EXERCISE AIM -
Reproduce the entries exactly.

>> begin AVAILABLE DATA

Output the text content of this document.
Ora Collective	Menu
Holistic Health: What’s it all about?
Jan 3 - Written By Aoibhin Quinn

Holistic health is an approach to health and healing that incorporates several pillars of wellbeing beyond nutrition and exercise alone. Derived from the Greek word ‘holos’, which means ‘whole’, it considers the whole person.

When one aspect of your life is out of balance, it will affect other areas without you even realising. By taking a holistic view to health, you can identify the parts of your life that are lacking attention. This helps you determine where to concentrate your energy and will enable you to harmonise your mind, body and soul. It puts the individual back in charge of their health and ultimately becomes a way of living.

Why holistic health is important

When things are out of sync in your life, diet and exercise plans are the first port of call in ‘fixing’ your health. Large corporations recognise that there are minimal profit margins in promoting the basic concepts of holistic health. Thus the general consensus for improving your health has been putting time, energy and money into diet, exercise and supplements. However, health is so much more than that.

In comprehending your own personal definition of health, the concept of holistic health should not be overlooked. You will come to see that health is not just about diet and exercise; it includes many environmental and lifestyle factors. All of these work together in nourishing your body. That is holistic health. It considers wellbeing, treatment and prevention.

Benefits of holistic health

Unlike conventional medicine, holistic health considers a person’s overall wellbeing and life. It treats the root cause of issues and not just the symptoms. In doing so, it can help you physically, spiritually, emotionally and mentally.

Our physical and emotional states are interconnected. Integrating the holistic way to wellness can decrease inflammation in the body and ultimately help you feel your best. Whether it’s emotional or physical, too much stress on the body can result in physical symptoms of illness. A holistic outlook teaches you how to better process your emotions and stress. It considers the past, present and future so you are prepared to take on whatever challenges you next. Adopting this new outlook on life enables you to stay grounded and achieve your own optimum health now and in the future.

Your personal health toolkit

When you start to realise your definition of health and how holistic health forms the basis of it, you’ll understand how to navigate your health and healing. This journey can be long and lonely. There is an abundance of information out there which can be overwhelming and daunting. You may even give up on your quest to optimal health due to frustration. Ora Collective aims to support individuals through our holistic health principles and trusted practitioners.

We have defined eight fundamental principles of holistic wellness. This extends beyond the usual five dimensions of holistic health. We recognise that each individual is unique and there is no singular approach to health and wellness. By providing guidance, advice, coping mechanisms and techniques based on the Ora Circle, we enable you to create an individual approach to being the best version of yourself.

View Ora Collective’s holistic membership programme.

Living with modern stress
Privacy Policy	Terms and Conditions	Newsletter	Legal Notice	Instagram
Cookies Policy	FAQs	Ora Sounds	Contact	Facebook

>> end AVAILABLE DATA

WORKED SOLUTION -
Output the text content of this document.
Ora Collective	Menu
Holistic Health: What’s it all about?
Jan 3 - Written By Aoibhin Quinn

Holistic health is an approach to health and healing that incorporates several pillars of wellbeing beyond nutrition and exercise alone. Derived from the Greek word ‘holos’, which means ‘whole’, it considers the whole person.

When one aspect of your life is out of balance, it will affect other areas without you even realising. By taking a holistic view to health, you can identify the parts of your life that are lacking attention. This helps you determine where to concentrate your energy and will enable you to harmonise your mind, body and soul. It puts the individual back in charge of their health and ultimately becomes a way of living.

Why holistic health is important

When things are out of sync in your life, diet and exercise plans are the first port of call in ‘fixing’ your health. Large corporations recognise that there are minimal profit margins in promoting the basic concepts of holistic health. Thus the general consensus for improving your health has been putting time, energy and money into diet, exercise and supplements. However, health is so much more than that.

In comprehending your own personal definition of health, the concept of holistic health should not be overlooked. You will come to see that health is not just about diet and exercise; it includes many environmental and lifestyle factors. All of these work together in nourishing your body. That is holistic health. It considers wellbeing, treatment and prevention.

Benefits of holistic health

Unlike conventional medicine, holistic health considers a person’s overall wellbeing and life. It treats the root cause of issues and not just the symptoms. In doing so, it can help you physically, spiritually, emotionally and mentally.

Our physical and emotional states are interconnected. Integrating the holistic way to wellness can decrease inflammation in the body and ultimately help you feel your best. Whether it’s emotional or physical, too much stress on the body can result in physical symptoms of illness. A holistic outlook teaches you how to better process your emotions and stress. It considers the past, present and future so you are prepared to take on whatever challenges you next. Adopting this new outlook on life enables you to stay grounded and achieve your own optimum health now and in the future.

Your personal health toolkit

When you start to realise your definition of health and how holistic health forms the basis of it, you’ll understand how to navigate your health and healing. This journey can be long and lonely. There is an abundance of information out there which can be overwhelming and daunting. You may even give up on your quest to optimal health due to frustration. Ora Collective aims to support individuals through our holistic health principles and trusted practitioners.

We have defined eight fundamental principles of holistic wellness. This extends beyond the usual five dimensions of holistic health. We recognise that each individual is unique and there is no singular approach to health and wellness. By providing guidance, advice, coping mechanisms and techniques based on the Ora Circle, we enable you to create an individual approach to being the best version of yourself.

View Ora Collective’s holistic membership programme.

Living with modern stress
Privacy Policy	Terms and Conditions	Newsletter	Legal Notice	Instagram
Cookies Policy	FAQs	Ora Sounds	Contact	Facebook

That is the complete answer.